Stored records
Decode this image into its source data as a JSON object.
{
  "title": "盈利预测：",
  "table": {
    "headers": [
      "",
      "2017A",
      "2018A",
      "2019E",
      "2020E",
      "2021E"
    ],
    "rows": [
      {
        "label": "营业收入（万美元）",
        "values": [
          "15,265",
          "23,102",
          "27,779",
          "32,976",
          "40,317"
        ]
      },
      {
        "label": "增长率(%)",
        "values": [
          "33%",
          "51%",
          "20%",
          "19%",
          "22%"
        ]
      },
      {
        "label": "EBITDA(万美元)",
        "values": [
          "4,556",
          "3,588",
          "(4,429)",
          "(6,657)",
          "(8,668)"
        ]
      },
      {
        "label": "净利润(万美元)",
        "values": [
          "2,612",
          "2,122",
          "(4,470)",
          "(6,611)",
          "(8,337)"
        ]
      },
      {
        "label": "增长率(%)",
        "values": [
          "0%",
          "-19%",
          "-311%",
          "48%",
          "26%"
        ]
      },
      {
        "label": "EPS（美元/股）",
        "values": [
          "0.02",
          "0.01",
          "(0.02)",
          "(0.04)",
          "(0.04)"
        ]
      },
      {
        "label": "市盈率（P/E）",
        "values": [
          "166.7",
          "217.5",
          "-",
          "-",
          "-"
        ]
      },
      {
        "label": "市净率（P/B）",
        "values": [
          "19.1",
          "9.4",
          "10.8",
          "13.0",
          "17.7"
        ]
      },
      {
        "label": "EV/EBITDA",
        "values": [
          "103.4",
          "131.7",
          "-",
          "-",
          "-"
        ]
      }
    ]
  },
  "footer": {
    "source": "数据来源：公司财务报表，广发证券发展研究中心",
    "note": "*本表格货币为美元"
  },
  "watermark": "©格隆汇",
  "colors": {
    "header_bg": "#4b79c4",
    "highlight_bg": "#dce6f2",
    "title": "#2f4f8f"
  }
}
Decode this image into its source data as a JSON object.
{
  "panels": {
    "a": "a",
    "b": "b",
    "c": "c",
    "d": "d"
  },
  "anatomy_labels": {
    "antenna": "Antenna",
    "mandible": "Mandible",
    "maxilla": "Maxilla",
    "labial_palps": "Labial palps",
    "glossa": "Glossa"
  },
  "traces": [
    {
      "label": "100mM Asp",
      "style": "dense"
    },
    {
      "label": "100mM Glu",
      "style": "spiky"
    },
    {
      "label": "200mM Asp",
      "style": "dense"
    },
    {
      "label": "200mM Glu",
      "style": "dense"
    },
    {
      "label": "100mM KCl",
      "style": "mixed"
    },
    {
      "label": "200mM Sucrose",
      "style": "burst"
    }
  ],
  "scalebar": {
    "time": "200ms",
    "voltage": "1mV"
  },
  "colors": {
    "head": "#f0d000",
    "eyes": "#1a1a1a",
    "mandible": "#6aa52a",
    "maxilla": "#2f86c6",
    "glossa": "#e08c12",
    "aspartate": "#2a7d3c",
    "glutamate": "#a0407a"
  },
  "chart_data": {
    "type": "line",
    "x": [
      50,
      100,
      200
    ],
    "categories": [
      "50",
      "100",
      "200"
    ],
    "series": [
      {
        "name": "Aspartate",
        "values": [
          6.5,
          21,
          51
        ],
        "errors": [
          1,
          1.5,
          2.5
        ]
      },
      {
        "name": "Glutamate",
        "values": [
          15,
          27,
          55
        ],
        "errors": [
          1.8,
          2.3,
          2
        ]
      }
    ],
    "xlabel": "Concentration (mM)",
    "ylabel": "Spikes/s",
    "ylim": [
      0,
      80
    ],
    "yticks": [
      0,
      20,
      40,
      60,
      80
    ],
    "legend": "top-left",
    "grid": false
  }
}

DIRECTION – Reproduce the full listing exactly.

PROBLEM SOLUTION –
Decode this image into its source data as a JSON object.
{
  "title": "盈利预测：",
  "table": {
    "headers": [
      "",
      "2017A",
      "2018A",
      "2019E",
      "2020E",
      "2021E"
    ],
    "rows": [
      {
        "label": "营业收入（万美元）",
        "values": [
          "15,265",
          "23,102",
          "27,779",
          "32,976",
          "40,317"
        ]
      },
      {
        "label": "增长率(%)",
        "values": [
          "33%",
          "51%",
          "20%",
          "19%",
          "22%"
        ]
      },
      {
        "label": "EBITDA(万美元)",
        "values": [
          "4,556",
          "3,588",
          "(4,429)",
          "(6,657)",
          "(8,668)"
        ]
      },
      {
        "label": "净利润(万美元)",
        "values": [
          "2,612",
          "2,122",
          "(4,470)",
          "(6,611)",
          "(8,337)"
        ]
      },
      {
        "label": "增长率(%)",
        "values": [
          "0%",
          "-19%",
          "-311%",
          "48%",
          "26%"
        ]
      },
      {
        "label": "EPS（美元/股）",
        "values": [
          "0.02",
          "0.01",
          "(0.02)",
          "(0.04)",
          "(0.04)"
        ]
      },
      {
        "label": "市盈率（P/E）",
        "values": [
          "166.7",
          "217.5",
          "-",
          "-",
          "-"
        ]
      },
      {
        "label": "市净率（P/B）",
        "values": [
          "19.1",
          "9.4",
          "10.8",
          "13.0",
          "17.7"
        ]
      },
      {
        "label": "EV/EBITDA",
        "values": [
          "103.4",
          "131.7",
          "-",
          "-",
          "-"
        ]
      }
    ]
  },
  "footer": {
    "source": "数据来源：公司财务报表，广发证券发展研究中心",
    "note": "*本表格货币为美元"
  },
  "watermark": "©格隆汇",
  "colors": {
    "header_bg": "#4b79c4",
    "highlight_bg": "#dce6f2",
    "title": "#2f4f8f"
  }
}
Decode this image into its source data as a JSON object.
{
  "panels": {
    "a": "a",
    "b": "b",
    "c": "c",
    "d": "d"
  },
  "anatomy_labels": {
    "antenna": "Antenna",
    "mandible": "Mandible",
    "maxilla": "Maxilla",
    "labial_palps": "Labial palps",
    "glossa": "Glossa"
  },
  "traces": [
    {
      "label": "100mM Asp",
      "style": "dense"
    },
    {
      "label": "100mM Glu",
      "style": "spiky"
    },
    {
      "label": "200mM Asp",
      "style": "dense"
    },
    {
      "label": "200mM Glu",
      "style": "dense"
    },
    {
      "label": "100mM KCl",
      "style": "mixed"
    },
    {
      "label": "200mM Sucrose",
      "style": "burst"
    }
  ],
  "scalebar": {
    "time": "200ms",
    "voltage": "1mV"
  },
  "colors": {
    "head": "#f0d000",
    "eyes": "#1a1a1a",
    "mandible": "#6aa52a",
    "maxilla": "#2f86c6",
    "glossa": "#e08c12",
    "aspartate": "#2a7d3c",
    "glutamate": "#a0407a"
  },
  "chart_data": {
    "type": "line",
    "x": [
      50,
      100,
      200
    ],
    "categories": [
      "50",
      "100",
      "200"
    ],
    "series": [
      {
        "name": "Aspartate",
        "values": [
          6.5,
          21,
          51
        ],
        "errors": [
          1,
          1.5,
          2.5
        ]
      },
      {
        "name": "Glutamate",
        "values": [
          15,
          27,
          55
        ],
        "errors": [
          1.8,
          2.3,
          2
        ]
      }
    ],
    "xlabel": "Concentration (mM)",
    "ylabel": "Spikes/s",
    "ylim": [
      0,
      80
    ],
    "yticks": [
      0,
      20,
      40,
      60,
      80
    ],
    "legend": "top-left",
    "grid": false
  }
}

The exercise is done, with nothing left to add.